_What to do:_
Copy out the items word for word, starting with the line that contains "nav-orders[interactable]: ORDERS: [151, 0, 227, 50]" and ending with the line that contains "blog-all-posts-link[interactable]: See all", including both of those lines.

════════════════

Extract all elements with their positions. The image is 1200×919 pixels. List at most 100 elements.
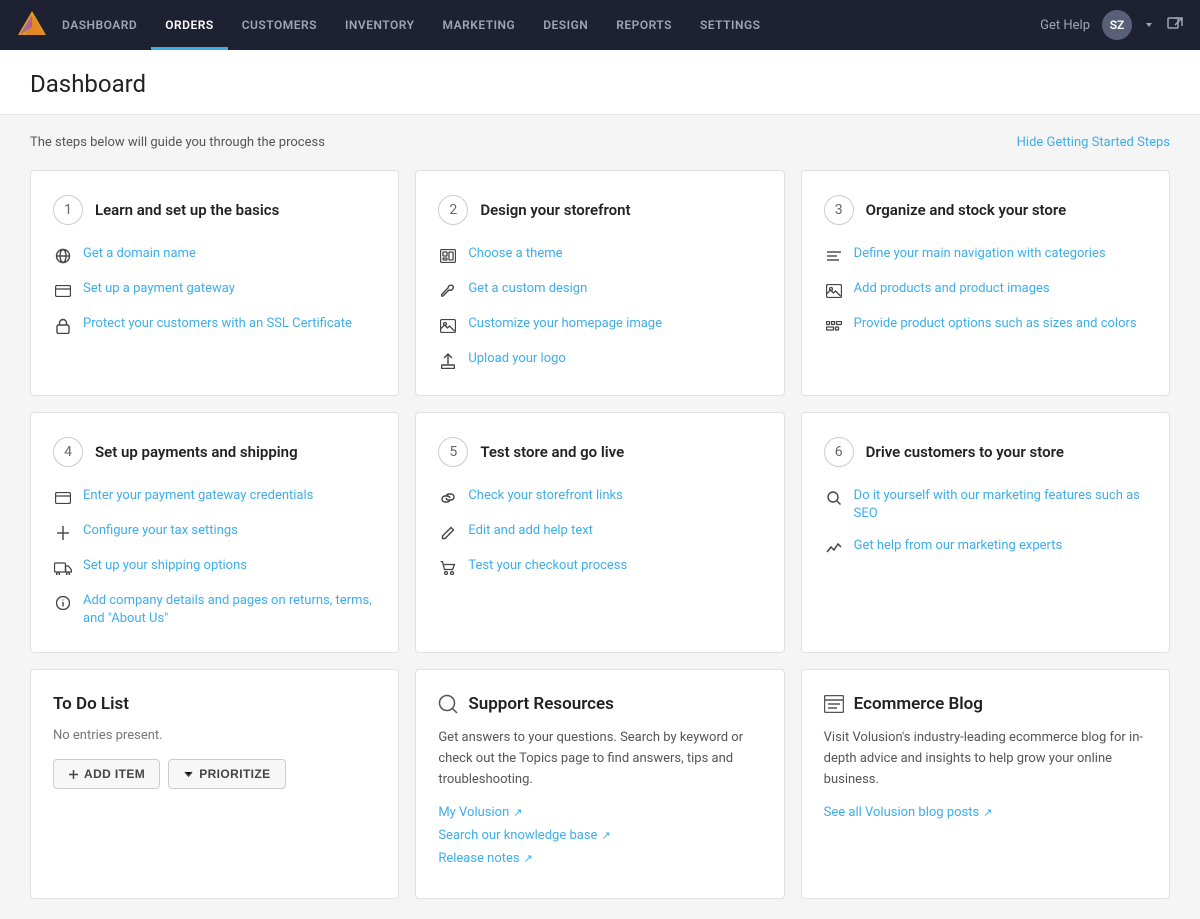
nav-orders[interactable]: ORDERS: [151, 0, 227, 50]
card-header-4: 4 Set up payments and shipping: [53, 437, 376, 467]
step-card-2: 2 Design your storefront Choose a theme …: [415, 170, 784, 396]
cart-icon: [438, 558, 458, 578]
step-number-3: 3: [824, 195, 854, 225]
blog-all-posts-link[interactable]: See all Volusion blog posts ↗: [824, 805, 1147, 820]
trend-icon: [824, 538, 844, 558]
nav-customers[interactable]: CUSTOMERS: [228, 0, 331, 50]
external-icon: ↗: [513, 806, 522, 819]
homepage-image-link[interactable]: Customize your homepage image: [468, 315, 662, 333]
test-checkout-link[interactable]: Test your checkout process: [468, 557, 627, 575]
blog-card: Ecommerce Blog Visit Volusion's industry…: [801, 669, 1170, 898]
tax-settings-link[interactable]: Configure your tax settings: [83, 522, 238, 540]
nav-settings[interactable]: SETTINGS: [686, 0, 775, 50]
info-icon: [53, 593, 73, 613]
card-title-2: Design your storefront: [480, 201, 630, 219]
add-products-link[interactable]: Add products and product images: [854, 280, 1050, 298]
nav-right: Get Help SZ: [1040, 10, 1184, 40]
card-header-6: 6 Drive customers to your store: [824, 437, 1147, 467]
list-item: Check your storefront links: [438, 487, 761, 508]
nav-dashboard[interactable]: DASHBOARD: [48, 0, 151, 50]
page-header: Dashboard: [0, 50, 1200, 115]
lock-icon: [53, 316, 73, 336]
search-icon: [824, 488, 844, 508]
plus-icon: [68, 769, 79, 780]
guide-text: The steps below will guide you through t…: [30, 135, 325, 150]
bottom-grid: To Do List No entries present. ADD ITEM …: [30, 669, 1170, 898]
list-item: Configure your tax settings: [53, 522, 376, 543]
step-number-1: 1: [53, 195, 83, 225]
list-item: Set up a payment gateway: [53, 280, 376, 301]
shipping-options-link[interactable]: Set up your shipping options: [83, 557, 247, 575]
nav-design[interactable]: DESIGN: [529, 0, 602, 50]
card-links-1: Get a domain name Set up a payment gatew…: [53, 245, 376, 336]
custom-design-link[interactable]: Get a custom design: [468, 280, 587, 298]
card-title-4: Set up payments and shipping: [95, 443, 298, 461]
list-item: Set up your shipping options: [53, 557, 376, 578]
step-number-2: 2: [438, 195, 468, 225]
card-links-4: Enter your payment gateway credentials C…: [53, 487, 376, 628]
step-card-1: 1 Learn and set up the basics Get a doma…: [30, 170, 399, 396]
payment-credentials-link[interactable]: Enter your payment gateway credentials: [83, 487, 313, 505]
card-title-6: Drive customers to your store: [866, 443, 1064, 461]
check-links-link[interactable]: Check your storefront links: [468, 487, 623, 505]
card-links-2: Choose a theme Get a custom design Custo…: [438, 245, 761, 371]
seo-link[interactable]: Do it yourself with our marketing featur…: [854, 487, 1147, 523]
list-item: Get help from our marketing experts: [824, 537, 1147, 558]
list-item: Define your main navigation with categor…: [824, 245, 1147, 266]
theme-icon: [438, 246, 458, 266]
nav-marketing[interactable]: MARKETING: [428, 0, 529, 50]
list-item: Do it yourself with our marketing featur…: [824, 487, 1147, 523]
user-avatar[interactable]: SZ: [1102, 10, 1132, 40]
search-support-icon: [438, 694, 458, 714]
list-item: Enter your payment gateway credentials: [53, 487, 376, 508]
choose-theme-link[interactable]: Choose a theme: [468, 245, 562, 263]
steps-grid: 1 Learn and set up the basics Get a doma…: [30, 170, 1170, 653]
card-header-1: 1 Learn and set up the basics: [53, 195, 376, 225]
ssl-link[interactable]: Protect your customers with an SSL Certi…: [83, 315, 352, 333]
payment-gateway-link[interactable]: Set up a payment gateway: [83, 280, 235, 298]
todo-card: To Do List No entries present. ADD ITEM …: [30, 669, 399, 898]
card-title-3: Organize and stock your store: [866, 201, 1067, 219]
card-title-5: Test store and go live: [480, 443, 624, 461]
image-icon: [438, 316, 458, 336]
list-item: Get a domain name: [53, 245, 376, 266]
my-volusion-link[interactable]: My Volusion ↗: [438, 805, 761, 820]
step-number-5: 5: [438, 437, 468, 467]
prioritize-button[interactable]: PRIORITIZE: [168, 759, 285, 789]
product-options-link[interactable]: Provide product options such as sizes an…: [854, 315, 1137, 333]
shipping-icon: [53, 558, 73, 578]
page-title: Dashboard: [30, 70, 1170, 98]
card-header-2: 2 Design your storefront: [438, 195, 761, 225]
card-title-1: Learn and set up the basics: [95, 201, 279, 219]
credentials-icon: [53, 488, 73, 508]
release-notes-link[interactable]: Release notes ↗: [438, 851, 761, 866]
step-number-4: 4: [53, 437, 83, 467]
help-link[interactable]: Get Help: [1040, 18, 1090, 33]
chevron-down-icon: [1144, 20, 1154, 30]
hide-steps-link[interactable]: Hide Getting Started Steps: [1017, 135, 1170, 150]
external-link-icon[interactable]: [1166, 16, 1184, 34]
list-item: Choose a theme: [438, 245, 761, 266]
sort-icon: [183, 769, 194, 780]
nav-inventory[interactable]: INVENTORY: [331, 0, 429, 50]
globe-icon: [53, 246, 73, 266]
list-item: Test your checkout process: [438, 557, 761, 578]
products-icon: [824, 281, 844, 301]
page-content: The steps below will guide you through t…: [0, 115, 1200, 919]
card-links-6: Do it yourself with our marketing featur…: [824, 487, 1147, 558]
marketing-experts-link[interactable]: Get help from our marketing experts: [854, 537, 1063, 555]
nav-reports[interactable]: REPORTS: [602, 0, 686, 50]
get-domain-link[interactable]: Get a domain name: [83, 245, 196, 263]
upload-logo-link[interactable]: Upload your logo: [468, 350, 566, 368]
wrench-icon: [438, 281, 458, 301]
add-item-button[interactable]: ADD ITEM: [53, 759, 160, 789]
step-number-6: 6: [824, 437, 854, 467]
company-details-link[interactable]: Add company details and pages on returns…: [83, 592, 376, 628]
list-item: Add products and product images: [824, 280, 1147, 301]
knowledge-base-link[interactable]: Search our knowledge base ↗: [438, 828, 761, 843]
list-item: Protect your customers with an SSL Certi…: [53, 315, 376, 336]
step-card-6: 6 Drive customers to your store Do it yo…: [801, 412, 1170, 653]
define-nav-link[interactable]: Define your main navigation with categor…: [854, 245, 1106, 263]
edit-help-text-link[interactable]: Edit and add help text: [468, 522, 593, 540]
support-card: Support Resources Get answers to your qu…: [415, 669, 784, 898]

════════════════

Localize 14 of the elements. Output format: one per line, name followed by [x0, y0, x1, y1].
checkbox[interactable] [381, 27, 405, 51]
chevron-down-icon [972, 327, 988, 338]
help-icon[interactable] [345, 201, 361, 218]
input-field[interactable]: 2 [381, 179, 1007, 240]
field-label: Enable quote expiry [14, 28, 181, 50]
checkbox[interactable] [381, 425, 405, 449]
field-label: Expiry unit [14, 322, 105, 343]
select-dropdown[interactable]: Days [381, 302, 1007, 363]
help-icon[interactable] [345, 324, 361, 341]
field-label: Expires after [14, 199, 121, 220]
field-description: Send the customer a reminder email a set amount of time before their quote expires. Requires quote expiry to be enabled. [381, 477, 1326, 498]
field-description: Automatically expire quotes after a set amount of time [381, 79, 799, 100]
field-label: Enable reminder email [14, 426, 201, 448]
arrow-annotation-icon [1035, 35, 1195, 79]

════════════════

_Result for this exercise:_
nav-orders[interactable]: ORDERS: [151, 0, 227, 50]
card-header-4: 4 Set up payments and shipping: [53, 437, 376, 467]
step-card-2: 2 Design your storefront Choose a theme …: [415, 170, 784, 396]
cart-icon: [438, 558, 458, 578]
step-number-3: 3: [824, 195, 854, 225]
blog-all-posts-link[interactable]: See all Volusion blog posts ↗: [824, 805, 1147, 820]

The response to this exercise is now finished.